• _Given exercise_:
Your task is to filter the data below down to the lines holding "HEDNESFORD".

Records from a dataset:
— start —
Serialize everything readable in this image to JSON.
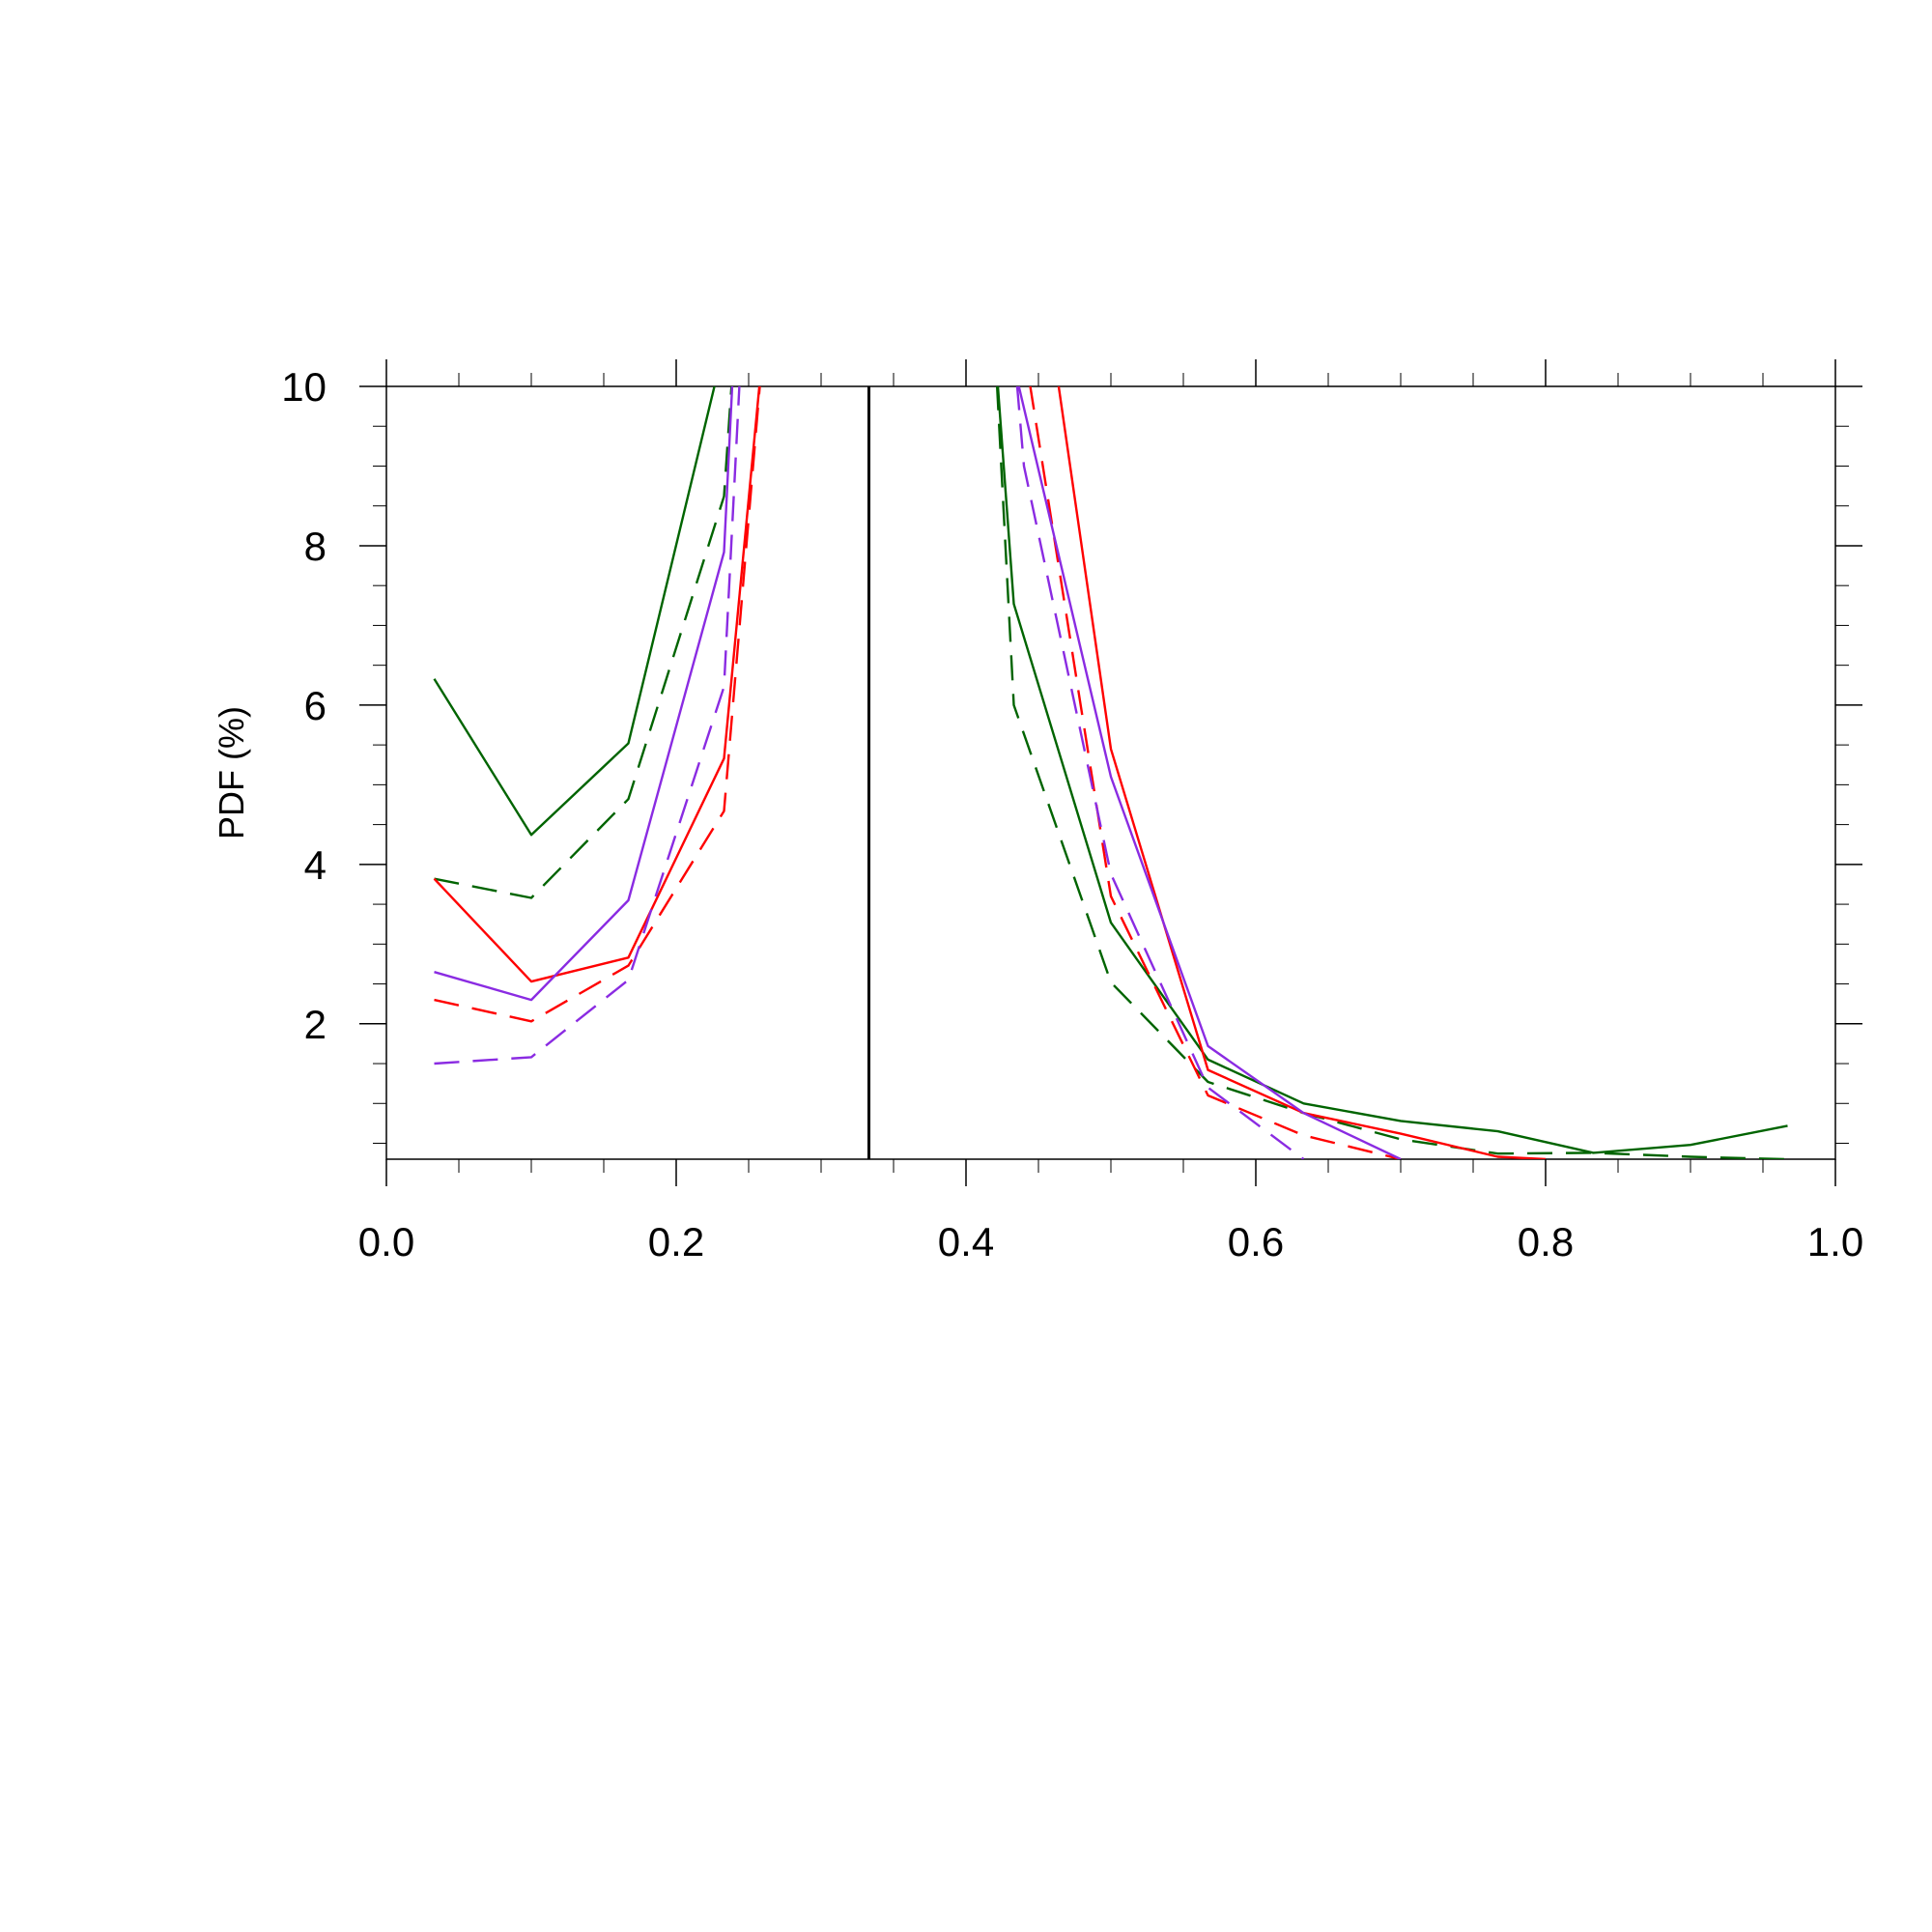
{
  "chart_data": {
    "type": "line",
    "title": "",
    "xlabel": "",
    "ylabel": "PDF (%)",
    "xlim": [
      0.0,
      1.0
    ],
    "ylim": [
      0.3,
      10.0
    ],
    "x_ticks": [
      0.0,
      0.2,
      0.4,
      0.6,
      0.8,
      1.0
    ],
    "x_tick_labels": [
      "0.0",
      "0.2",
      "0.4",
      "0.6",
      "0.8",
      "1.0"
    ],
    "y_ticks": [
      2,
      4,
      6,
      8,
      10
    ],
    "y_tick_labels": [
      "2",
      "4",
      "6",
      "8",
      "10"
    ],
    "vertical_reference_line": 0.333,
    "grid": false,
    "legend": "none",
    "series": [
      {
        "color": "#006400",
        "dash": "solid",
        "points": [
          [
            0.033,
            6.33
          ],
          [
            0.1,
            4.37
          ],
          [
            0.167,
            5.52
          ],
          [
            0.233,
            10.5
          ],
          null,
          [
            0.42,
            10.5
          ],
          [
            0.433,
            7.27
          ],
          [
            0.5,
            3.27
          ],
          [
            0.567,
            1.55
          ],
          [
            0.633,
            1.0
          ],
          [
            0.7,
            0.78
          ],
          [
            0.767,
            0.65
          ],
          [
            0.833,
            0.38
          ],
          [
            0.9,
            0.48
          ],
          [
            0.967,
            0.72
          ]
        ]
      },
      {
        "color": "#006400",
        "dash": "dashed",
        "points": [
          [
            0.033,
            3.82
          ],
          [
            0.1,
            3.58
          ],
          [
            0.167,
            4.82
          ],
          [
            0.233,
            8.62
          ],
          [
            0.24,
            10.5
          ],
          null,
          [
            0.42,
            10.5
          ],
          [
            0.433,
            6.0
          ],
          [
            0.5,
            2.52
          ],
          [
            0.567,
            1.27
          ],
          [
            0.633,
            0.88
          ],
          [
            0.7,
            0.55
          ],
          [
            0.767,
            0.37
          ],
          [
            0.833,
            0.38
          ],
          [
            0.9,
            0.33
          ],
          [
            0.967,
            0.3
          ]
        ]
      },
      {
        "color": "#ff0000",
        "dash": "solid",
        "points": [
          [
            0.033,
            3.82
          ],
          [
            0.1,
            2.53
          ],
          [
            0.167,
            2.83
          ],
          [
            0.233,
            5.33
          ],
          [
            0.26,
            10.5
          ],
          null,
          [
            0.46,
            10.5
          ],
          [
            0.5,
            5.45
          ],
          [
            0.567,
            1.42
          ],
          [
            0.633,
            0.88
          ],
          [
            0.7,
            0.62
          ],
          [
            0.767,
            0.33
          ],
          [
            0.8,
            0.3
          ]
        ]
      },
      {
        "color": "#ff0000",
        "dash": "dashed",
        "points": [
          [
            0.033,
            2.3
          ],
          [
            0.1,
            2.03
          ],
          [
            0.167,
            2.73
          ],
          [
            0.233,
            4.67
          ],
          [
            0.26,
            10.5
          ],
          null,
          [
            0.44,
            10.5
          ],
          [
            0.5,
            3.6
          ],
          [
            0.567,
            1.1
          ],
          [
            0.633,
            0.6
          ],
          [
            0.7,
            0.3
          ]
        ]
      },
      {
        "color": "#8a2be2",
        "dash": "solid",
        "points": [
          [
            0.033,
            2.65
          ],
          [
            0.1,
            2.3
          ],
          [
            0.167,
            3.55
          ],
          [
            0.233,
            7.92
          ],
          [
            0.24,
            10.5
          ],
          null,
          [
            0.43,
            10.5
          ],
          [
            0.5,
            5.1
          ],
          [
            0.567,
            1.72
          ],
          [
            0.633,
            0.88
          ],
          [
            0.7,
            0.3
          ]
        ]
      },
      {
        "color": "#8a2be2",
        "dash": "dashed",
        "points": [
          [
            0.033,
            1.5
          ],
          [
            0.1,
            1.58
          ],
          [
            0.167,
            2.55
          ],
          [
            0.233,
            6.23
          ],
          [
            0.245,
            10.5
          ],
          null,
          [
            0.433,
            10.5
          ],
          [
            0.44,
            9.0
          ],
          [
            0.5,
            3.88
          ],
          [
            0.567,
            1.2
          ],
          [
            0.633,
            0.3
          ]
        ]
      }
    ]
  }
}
— end —
— start —
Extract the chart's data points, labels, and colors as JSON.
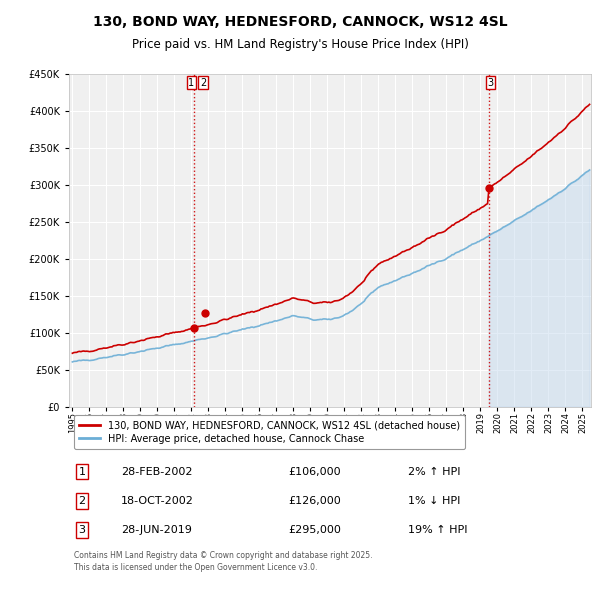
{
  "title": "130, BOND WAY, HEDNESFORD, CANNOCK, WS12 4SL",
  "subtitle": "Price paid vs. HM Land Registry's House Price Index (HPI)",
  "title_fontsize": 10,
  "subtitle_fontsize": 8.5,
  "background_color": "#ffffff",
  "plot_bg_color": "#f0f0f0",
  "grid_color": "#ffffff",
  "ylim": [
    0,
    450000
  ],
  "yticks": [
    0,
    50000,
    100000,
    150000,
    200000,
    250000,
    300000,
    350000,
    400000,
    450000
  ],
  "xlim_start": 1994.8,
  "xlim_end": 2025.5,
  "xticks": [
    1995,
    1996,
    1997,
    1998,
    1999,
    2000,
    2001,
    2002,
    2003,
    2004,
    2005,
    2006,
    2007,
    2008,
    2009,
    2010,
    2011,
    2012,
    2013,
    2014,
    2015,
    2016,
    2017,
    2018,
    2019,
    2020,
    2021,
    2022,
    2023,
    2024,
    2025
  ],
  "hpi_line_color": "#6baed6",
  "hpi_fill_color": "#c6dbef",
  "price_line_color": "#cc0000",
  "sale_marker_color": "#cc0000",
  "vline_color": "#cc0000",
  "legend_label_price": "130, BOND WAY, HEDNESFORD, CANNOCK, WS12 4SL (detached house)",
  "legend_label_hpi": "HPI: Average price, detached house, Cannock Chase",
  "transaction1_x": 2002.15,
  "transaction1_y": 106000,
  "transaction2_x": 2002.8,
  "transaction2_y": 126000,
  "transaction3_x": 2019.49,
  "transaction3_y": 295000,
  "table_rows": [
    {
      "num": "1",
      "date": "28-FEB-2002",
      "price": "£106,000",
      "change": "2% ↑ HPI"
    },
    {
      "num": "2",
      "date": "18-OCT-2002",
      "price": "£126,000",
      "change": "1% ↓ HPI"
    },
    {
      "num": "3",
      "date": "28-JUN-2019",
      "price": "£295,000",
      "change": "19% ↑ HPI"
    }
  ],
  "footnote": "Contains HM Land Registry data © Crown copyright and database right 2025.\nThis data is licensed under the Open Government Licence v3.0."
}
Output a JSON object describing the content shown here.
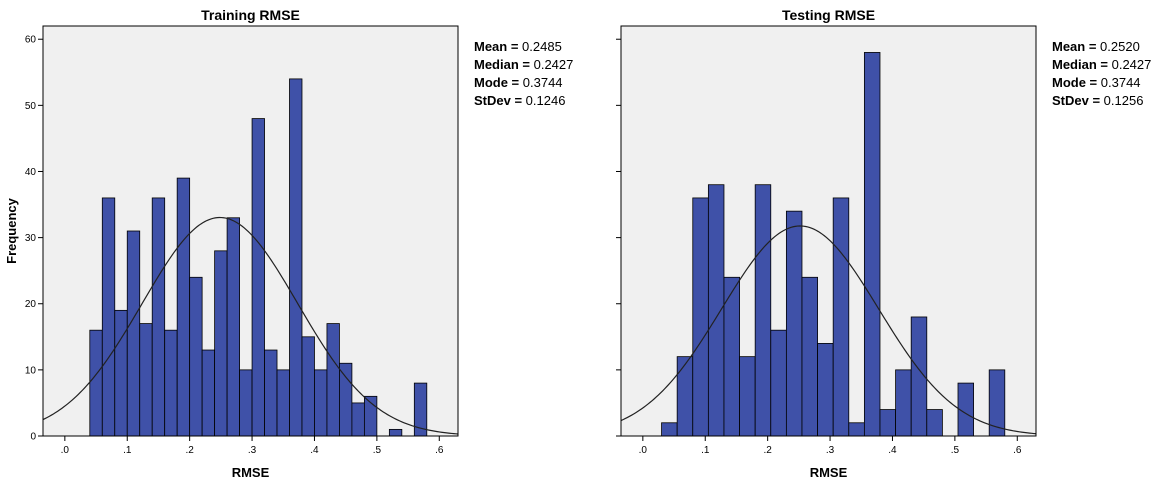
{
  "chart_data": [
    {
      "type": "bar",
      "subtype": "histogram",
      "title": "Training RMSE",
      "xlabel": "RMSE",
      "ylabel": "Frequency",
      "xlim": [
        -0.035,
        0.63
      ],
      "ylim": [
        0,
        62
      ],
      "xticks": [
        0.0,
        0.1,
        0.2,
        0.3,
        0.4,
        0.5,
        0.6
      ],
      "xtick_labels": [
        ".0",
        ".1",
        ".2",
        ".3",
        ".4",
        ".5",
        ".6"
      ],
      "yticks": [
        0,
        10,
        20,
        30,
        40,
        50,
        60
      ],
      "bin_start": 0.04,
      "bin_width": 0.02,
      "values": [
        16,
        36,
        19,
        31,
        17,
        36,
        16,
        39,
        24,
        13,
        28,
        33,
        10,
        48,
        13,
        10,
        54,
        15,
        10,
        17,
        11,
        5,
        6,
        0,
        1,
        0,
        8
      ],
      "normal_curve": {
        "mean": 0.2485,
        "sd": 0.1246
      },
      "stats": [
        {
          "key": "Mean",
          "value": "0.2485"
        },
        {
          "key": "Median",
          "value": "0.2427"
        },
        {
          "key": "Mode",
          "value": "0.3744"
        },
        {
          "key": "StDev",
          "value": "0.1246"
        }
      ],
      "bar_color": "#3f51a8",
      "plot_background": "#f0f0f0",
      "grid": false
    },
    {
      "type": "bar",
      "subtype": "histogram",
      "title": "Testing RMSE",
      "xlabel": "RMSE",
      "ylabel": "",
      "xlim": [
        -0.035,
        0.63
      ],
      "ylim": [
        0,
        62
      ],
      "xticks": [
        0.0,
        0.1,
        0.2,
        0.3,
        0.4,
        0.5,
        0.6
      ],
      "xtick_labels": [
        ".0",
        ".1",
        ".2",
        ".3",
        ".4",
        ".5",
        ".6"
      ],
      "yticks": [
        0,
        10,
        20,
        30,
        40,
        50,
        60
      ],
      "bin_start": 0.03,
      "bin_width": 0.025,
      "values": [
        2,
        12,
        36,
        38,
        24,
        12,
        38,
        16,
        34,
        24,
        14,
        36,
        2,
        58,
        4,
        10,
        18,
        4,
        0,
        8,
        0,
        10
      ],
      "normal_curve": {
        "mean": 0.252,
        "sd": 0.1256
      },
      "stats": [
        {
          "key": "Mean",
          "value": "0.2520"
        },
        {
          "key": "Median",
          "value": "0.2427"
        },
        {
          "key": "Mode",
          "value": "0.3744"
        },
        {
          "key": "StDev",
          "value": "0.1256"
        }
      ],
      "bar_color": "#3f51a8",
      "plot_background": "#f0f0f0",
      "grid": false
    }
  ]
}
— end —
— start —
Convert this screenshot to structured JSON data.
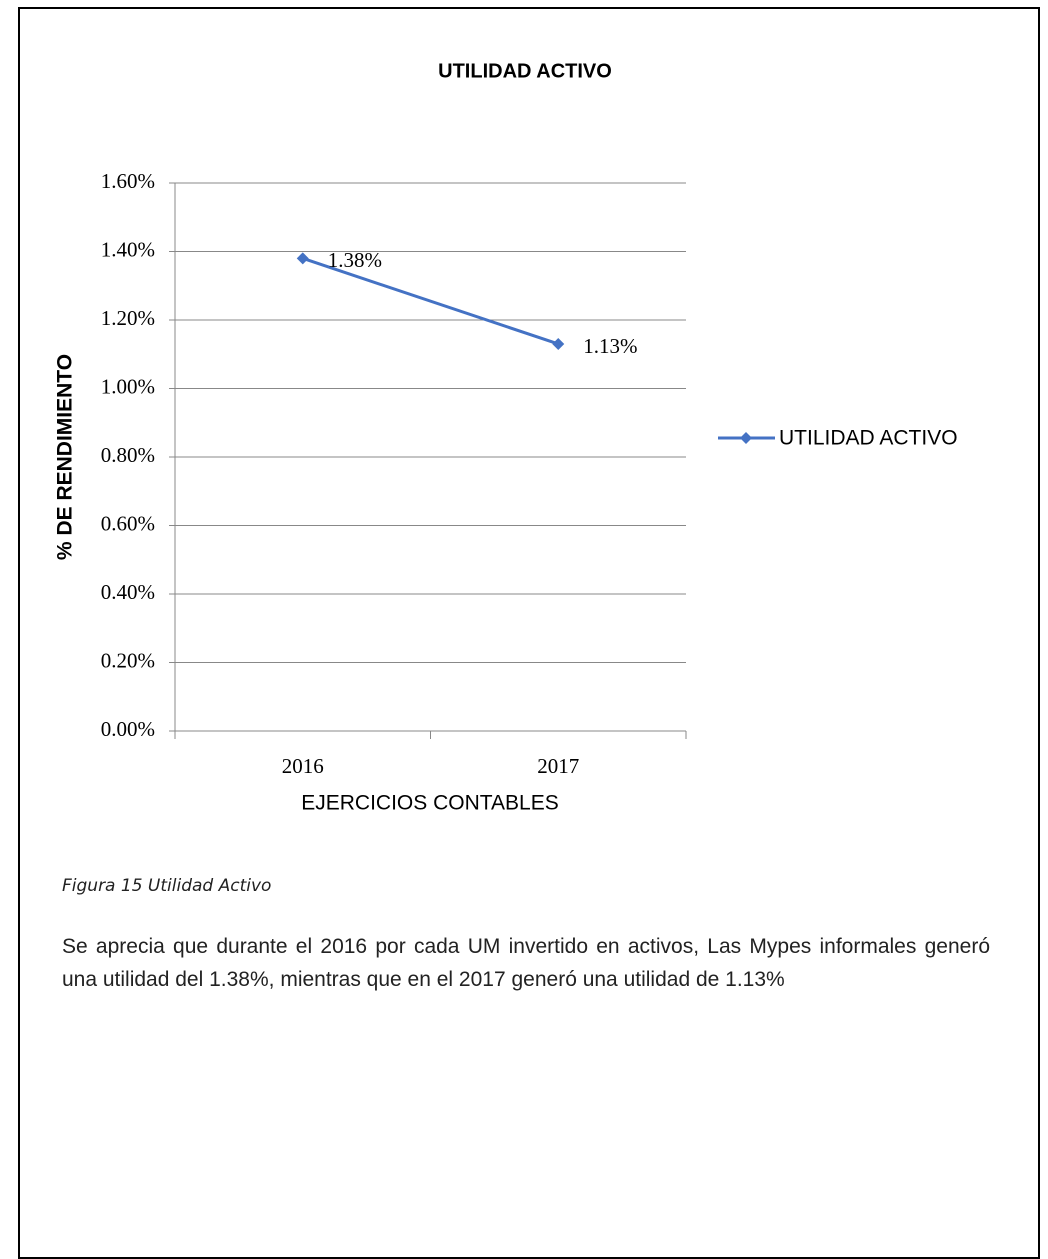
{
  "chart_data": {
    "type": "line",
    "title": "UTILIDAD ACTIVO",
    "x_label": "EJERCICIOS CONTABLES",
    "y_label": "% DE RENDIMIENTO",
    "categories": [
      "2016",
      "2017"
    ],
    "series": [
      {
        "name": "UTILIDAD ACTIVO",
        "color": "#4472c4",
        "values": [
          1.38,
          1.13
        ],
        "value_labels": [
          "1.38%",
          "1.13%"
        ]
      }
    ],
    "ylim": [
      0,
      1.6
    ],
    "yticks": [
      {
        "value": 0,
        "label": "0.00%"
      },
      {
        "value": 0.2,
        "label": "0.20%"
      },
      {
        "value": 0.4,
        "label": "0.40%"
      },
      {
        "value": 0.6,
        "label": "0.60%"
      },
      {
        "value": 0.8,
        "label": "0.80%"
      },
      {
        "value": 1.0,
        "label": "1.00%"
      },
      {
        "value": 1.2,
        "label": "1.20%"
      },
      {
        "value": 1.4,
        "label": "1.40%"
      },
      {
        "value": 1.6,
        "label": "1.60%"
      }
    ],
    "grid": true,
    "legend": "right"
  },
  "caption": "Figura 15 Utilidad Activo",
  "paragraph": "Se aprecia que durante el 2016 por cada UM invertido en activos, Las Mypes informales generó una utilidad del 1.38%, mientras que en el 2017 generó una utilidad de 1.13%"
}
— end —
• _Exercise solution_:
  "title": "130, BOND WAY, HEDNESFORD, CANNOCK, WS12 4SL",
  "legend_label_price": "130, BOND WAY, HEDNESFORD, CANNOCK, WS12 4SL (detached house)",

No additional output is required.